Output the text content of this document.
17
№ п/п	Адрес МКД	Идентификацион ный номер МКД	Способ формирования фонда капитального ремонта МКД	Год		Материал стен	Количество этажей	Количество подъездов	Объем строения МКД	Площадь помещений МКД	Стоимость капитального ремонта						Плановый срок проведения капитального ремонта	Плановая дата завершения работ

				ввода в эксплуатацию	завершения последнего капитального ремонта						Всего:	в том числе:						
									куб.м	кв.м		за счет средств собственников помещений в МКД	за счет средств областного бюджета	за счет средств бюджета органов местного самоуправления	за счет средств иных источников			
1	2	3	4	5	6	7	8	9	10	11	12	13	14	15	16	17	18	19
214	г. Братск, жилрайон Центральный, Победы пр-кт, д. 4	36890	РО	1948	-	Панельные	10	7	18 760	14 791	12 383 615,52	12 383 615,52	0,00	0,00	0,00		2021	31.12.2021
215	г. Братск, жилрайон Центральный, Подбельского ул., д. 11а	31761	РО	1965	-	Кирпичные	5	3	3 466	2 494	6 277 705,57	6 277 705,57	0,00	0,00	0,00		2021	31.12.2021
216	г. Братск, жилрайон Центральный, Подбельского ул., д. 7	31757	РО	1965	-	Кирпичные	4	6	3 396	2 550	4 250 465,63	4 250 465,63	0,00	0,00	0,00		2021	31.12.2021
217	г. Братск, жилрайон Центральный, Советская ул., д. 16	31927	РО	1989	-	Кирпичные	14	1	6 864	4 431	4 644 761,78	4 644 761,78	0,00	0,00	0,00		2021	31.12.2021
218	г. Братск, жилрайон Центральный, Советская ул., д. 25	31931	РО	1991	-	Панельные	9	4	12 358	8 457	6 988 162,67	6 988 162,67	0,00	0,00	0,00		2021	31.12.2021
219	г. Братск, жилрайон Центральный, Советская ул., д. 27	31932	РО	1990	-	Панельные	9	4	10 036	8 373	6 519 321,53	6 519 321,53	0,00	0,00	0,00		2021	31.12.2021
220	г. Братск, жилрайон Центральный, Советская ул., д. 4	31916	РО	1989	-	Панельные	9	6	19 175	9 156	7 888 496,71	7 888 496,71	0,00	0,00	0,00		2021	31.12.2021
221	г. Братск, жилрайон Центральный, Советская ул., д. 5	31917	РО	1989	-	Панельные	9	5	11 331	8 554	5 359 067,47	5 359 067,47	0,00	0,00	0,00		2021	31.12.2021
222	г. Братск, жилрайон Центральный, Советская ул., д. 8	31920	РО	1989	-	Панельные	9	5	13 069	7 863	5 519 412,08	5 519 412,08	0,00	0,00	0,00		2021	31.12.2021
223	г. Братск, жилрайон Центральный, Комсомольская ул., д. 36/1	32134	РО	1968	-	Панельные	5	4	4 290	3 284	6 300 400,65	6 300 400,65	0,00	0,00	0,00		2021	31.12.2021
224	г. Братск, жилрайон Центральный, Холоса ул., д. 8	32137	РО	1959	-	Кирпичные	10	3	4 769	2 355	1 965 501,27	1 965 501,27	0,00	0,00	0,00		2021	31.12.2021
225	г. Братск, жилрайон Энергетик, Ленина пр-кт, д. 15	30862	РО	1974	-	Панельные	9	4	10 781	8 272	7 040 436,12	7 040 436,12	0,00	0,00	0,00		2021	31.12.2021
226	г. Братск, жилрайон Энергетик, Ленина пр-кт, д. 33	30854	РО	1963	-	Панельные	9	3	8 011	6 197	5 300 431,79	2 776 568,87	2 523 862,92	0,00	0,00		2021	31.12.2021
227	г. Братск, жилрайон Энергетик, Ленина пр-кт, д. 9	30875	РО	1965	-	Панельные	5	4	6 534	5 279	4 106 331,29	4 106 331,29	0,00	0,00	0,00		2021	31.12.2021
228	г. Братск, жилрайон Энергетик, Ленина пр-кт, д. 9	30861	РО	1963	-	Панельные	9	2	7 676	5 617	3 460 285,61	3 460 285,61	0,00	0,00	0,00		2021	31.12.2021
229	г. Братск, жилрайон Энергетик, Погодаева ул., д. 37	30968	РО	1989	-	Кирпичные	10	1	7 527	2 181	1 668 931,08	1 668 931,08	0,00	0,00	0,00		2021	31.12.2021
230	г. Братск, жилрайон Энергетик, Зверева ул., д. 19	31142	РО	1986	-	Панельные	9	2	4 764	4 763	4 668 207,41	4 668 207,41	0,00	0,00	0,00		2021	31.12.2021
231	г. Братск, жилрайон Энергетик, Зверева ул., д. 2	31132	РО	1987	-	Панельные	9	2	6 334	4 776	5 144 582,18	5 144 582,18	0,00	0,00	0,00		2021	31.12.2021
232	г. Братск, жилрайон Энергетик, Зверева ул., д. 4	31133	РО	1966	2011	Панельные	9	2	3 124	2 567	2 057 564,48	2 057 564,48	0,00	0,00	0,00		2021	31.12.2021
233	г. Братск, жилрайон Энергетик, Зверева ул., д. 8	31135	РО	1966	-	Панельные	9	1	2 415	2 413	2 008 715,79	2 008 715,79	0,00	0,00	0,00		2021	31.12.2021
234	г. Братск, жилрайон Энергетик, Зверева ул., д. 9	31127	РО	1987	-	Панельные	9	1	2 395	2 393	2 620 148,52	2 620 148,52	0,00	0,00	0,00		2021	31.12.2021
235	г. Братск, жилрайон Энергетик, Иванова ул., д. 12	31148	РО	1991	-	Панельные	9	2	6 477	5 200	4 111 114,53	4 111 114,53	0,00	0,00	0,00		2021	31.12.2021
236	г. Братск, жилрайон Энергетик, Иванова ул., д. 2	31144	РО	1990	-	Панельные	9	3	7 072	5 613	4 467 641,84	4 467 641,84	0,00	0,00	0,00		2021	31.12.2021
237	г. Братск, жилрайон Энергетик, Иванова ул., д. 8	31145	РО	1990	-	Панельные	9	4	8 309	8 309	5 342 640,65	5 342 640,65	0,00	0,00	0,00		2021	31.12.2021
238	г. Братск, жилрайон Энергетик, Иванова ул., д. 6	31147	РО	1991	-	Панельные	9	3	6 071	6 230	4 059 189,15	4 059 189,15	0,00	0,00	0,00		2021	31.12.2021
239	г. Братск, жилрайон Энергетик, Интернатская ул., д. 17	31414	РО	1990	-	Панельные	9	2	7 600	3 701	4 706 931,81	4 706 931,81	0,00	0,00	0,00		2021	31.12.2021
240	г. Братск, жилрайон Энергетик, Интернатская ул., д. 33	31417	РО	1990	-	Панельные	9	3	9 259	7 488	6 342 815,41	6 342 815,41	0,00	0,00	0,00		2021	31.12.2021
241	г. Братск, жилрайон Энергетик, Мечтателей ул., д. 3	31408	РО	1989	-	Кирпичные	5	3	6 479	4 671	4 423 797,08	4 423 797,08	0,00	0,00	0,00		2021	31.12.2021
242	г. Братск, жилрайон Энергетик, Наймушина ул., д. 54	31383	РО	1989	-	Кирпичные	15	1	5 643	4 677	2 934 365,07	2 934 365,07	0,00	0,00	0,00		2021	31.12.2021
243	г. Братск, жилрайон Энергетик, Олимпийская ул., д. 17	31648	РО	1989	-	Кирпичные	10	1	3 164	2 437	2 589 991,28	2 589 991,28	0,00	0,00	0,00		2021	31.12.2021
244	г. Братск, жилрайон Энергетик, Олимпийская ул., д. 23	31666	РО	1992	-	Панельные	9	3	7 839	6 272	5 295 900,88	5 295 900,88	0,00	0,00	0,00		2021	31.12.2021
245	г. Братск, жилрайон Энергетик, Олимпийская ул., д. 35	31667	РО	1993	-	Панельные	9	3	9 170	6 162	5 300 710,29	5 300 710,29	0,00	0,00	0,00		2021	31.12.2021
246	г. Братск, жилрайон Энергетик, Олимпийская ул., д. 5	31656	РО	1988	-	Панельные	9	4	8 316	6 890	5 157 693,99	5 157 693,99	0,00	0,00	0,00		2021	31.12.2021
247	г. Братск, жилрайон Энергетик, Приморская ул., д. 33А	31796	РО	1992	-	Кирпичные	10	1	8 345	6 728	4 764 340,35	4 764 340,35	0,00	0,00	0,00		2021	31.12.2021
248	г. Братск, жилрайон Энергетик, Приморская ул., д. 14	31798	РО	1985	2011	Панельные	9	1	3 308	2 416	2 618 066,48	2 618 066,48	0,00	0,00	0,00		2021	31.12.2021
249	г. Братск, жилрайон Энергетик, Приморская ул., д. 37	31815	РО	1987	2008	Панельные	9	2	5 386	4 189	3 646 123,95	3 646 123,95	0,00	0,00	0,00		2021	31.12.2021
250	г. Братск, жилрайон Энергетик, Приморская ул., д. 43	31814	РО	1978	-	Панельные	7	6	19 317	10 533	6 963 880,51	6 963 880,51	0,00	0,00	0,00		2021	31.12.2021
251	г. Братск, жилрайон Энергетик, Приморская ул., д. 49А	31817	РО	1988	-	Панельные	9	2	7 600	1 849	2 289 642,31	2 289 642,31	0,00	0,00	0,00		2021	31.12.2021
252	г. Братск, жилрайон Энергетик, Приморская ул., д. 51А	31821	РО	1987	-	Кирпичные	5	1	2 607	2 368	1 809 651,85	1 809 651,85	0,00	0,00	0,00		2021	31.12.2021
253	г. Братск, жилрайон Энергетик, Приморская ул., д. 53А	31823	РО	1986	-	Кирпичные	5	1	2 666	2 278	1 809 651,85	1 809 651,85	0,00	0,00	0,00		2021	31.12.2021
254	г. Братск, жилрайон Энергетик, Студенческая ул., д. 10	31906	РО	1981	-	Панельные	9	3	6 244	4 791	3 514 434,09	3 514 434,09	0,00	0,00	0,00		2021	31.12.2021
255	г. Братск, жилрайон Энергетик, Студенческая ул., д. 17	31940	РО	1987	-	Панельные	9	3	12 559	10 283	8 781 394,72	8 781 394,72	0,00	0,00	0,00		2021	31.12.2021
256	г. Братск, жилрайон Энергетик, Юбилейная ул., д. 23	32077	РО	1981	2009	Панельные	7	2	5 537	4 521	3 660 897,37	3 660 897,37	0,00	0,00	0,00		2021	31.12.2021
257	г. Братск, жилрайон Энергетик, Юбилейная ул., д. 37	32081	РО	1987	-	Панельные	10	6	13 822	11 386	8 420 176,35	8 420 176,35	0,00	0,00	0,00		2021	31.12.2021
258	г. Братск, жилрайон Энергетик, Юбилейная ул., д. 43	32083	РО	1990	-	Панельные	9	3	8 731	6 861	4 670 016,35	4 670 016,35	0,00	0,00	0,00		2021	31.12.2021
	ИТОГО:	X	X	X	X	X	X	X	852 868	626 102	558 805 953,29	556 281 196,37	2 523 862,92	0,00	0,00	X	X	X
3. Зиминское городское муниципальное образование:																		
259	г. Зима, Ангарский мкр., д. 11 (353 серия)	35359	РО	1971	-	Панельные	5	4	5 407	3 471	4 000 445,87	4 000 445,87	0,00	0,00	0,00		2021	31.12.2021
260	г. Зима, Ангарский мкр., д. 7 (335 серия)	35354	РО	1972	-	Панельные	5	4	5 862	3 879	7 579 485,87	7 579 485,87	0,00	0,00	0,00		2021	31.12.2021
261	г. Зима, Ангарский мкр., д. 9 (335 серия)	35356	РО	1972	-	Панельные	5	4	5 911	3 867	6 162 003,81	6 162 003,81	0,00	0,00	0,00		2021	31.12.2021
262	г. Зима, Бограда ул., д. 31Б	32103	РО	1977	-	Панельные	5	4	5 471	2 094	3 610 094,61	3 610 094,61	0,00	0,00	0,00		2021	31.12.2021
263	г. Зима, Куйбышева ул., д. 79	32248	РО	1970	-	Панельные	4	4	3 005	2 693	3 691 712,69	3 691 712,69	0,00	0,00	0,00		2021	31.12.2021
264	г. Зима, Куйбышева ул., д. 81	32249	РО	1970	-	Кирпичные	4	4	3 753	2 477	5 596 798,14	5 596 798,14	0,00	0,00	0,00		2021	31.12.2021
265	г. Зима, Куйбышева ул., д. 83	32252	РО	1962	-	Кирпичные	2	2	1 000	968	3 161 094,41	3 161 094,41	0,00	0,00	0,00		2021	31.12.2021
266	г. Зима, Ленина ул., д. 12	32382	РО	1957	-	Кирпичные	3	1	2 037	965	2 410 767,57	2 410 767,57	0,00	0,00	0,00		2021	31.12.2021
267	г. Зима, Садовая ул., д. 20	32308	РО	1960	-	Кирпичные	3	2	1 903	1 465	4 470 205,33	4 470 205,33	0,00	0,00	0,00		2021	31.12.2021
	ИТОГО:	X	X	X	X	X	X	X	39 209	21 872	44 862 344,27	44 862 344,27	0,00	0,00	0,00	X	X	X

— Stated exercise —
Check each line above for the string "серия" and show the ones that have it.

— Output for this exercise —
259	г. Зима, Ангарский мкр., д. 11 (353 серия)	35359	РО	1971	-	Панельные	5	4	5 407	3 471	4 000 445,87	4 000 445,87	0,00	0,00	0,00		2021	31.12.2021
260	г. Зима, Ангарский мкр., д. 7 (335 серия)	35354	РО	1972	-	Панельные	5	4	5 862	3 879	7 579 485,87	7 579 485,87	0,00	0,00	0,00		2021	31.12.2021
261	г. Зима, Ангарский мкр., д. 9 (335 серия)	35356	РО	1972	-	Панельные	5	4	5 911	3 867	6 162 003,81	6 162 003,81	0,00	0,00	0,00		2021	31.12.2021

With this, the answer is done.